▶ [Data in this exercise]
* * * * * * * * *

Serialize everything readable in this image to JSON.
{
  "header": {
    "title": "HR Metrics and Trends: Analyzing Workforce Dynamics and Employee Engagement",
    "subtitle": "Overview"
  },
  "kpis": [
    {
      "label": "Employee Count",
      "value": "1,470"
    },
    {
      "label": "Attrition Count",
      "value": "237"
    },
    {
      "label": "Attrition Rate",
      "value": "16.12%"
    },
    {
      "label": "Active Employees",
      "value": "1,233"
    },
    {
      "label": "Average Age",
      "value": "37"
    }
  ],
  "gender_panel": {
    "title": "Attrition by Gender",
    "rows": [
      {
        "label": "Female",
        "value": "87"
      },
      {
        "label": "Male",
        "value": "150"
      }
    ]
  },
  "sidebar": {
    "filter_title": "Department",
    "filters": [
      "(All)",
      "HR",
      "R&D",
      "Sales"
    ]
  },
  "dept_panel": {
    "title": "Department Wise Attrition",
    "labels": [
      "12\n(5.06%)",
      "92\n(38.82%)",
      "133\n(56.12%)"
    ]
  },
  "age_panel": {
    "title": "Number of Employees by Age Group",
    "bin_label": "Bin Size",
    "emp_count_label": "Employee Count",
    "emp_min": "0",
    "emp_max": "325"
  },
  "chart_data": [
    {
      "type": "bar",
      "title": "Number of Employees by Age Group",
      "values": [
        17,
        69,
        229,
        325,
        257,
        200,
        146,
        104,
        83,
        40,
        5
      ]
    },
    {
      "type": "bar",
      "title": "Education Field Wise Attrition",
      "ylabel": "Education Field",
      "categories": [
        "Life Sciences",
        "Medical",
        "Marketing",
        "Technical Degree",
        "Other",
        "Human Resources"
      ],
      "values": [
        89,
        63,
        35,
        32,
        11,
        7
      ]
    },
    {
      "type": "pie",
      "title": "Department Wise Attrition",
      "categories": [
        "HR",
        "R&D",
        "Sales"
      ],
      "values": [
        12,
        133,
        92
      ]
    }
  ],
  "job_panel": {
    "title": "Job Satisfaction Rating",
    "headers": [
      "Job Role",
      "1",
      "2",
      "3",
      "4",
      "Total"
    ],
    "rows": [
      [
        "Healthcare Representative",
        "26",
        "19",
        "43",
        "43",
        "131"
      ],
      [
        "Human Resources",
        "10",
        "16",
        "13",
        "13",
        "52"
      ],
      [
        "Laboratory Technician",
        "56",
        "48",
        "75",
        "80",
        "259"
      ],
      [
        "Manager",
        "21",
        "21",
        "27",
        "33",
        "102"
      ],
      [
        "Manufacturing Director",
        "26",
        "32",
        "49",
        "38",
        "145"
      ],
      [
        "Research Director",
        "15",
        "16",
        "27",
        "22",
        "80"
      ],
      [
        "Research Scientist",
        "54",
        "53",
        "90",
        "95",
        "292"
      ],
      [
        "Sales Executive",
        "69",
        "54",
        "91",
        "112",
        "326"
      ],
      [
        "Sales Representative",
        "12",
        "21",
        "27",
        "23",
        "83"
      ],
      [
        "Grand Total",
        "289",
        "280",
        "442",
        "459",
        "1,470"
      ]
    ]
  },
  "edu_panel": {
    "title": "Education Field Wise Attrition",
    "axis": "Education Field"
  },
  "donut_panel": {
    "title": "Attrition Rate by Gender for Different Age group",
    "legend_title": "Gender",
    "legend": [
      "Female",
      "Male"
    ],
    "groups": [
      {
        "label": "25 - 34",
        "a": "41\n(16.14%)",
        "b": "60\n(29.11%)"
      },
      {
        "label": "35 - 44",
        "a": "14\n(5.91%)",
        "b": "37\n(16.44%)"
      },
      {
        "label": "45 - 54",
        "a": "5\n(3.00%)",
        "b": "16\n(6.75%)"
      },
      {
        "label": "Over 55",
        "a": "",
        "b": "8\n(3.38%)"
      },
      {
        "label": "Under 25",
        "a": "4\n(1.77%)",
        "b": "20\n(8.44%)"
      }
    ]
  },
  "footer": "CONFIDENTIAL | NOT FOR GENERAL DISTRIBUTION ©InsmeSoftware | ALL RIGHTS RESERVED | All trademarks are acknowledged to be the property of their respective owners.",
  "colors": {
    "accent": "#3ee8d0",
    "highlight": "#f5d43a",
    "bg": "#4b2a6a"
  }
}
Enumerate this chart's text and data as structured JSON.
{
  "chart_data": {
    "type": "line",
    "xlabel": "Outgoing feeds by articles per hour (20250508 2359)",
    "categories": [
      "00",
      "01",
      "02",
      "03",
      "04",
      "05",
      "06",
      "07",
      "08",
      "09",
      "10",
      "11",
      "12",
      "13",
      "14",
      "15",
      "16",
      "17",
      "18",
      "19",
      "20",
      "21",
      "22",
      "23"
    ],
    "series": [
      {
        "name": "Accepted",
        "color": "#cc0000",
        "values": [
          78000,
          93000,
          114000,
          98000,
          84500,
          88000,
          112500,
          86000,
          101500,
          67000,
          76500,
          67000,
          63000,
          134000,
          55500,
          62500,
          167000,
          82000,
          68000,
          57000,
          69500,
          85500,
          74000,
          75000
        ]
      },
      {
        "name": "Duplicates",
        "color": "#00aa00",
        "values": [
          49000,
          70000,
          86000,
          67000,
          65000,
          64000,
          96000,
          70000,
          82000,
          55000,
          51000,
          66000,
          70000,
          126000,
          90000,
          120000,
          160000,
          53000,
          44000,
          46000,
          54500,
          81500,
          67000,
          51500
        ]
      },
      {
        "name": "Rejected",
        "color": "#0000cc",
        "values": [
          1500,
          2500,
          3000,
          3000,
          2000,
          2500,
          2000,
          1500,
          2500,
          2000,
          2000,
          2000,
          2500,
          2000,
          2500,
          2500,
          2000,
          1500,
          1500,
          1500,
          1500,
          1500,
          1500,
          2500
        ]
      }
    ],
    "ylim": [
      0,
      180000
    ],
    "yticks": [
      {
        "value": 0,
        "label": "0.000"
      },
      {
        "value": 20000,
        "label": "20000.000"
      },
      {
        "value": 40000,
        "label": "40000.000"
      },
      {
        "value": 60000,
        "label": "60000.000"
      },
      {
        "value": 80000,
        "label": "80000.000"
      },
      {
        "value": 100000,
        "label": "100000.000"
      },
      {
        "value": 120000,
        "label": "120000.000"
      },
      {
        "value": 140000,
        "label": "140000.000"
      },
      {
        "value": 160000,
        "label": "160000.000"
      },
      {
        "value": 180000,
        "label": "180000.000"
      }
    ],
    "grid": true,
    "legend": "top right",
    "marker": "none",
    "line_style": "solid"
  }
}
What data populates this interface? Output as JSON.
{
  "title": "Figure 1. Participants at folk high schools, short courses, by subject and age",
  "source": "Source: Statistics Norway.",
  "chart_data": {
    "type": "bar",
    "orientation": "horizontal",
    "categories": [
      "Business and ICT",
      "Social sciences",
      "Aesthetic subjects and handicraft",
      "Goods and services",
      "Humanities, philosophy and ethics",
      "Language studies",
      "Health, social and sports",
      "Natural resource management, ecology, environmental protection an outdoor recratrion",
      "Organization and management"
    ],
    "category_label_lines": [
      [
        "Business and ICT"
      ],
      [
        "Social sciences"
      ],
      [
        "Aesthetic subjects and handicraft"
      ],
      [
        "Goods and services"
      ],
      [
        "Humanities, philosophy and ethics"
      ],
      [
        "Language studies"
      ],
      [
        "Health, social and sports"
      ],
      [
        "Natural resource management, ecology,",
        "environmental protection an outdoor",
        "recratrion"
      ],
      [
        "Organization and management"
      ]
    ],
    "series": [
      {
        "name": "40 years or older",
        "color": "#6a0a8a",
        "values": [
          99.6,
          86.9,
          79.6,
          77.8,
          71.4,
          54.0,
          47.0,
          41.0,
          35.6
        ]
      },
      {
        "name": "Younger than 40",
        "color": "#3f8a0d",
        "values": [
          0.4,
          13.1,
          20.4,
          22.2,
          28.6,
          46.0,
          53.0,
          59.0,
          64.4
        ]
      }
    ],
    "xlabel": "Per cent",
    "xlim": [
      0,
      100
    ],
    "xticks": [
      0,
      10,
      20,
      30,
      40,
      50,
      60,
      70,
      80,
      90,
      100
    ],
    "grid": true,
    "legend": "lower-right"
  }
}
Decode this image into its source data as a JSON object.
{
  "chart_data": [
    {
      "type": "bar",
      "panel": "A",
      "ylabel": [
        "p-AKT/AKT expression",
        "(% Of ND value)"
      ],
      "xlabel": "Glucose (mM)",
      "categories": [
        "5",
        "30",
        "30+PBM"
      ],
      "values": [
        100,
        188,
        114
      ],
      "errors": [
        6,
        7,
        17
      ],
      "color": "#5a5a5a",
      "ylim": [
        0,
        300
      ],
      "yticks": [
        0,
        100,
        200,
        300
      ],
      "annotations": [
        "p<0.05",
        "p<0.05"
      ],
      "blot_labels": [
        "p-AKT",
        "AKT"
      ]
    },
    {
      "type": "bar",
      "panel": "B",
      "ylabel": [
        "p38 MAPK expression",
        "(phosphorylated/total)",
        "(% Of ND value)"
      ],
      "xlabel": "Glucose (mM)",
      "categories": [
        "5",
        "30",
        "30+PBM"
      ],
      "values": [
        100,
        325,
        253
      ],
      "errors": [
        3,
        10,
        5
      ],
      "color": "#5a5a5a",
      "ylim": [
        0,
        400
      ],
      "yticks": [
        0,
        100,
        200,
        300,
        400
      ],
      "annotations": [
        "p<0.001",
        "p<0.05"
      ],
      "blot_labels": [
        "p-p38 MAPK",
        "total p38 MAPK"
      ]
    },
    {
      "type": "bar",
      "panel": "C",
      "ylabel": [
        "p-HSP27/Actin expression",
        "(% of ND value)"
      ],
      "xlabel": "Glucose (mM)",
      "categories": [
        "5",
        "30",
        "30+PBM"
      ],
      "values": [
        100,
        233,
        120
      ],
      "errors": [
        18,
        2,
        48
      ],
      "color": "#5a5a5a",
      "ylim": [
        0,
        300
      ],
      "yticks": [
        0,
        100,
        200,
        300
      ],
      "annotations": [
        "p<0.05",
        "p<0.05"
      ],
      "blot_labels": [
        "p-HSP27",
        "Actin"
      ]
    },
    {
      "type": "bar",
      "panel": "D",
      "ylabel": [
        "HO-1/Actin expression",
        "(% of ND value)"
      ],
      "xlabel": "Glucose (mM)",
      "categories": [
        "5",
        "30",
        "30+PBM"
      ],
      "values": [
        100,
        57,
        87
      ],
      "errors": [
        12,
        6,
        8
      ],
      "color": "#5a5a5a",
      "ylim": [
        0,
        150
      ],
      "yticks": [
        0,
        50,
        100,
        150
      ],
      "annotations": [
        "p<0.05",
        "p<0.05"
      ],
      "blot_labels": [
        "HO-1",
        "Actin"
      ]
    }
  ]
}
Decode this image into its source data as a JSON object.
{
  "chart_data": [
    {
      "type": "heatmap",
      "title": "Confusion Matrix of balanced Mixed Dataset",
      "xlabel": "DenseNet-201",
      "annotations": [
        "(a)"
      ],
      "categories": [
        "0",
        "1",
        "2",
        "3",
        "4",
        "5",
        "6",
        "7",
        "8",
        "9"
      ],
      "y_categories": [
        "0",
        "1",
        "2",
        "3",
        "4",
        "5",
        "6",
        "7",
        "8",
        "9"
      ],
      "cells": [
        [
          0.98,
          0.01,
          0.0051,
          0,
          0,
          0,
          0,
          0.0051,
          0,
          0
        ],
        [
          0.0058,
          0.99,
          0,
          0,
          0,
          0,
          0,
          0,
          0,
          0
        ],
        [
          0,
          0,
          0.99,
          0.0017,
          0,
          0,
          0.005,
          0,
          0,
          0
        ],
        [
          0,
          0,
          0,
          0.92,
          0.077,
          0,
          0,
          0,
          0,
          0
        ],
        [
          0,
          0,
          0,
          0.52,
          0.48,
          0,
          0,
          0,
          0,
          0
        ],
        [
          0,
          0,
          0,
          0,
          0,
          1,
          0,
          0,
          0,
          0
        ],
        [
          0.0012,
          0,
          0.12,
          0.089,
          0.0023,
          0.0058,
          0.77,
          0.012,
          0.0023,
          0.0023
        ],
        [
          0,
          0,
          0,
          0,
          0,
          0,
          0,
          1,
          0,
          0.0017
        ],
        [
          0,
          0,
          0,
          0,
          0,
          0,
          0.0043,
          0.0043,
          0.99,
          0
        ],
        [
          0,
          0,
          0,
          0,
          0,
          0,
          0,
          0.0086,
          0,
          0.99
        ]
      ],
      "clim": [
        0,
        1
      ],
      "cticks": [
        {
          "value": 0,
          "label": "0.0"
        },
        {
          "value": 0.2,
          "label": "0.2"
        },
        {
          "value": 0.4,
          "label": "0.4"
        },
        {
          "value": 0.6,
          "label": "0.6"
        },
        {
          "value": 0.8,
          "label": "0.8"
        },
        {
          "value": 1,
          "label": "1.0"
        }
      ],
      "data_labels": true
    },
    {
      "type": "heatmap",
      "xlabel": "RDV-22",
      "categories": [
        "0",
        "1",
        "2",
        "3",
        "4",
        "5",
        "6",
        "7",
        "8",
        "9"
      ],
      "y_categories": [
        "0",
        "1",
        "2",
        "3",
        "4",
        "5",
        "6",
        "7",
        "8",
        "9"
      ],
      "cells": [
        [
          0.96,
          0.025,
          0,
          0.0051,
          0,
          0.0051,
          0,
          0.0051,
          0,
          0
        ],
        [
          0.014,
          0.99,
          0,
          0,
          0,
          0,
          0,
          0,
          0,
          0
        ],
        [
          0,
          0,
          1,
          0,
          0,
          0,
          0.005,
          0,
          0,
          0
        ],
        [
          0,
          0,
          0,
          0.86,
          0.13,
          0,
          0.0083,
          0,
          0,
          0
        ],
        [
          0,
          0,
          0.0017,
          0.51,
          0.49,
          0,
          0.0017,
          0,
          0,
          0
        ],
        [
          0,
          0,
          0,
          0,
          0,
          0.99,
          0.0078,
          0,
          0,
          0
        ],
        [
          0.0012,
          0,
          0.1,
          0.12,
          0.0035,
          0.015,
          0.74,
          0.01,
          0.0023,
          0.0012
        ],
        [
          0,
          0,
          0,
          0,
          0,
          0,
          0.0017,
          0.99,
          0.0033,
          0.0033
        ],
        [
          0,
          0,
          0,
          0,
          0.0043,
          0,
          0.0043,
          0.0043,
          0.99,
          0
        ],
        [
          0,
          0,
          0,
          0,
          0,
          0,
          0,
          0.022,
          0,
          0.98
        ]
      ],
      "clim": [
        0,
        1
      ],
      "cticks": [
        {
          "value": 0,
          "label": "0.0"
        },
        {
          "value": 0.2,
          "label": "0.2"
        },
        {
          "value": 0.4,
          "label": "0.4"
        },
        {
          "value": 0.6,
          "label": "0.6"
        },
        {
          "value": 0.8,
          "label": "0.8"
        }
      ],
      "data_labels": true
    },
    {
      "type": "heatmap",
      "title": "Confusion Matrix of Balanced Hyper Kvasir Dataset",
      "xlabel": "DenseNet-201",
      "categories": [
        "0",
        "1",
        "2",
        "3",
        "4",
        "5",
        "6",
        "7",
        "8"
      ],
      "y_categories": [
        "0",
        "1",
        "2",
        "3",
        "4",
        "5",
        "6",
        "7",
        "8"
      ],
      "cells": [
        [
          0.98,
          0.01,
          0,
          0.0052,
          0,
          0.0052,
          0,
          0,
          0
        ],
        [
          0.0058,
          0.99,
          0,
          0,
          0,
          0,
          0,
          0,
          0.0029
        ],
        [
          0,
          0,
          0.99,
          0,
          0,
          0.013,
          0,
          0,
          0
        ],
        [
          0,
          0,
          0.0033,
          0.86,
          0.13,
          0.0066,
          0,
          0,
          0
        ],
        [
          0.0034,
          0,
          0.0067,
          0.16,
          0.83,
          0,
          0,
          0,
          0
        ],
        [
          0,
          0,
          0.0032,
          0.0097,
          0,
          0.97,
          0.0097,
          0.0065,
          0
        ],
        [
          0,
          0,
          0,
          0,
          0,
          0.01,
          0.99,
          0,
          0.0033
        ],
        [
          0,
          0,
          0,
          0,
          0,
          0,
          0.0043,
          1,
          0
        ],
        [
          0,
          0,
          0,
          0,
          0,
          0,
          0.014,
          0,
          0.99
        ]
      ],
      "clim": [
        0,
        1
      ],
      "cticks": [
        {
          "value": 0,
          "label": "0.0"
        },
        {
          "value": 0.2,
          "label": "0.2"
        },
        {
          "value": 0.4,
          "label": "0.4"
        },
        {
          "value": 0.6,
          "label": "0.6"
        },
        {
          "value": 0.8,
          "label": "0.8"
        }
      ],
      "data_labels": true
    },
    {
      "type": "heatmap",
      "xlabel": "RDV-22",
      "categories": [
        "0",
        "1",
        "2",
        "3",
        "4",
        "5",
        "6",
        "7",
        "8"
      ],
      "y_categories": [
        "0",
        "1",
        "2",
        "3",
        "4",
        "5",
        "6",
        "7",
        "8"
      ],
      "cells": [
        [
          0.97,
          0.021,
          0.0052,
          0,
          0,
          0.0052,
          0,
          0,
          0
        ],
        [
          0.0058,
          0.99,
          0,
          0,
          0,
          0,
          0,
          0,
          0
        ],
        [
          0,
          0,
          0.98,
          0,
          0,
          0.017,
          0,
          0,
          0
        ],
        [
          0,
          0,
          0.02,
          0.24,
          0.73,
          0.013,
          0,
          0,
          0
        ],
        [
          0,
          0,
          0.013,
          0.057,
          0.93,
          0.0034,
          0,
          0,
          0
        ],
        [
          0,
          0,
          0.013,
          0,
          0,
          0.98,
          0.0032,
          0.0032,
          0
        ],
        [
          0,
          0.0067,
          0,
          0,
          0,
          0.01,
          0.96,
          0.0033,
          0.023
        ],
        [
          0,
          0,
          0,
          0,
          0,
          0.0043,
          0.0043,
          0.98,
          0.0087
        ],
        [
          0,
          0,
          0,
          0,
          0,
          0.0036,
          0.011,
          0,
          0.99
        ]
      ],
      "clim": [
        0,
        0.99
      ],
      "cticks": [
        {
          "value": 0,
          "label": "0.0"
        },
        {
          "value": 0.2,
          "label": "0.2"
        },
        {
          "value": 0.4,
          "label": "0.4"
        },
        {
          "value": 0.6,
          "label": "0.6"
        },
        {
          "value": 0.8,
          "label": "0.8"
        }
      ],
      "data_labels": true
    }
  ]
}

* * * * * * * * *

Using the listing above, show every line that includes the string "Organization".

▶ [Full output]
      "Organization and management"
        "Organization and management"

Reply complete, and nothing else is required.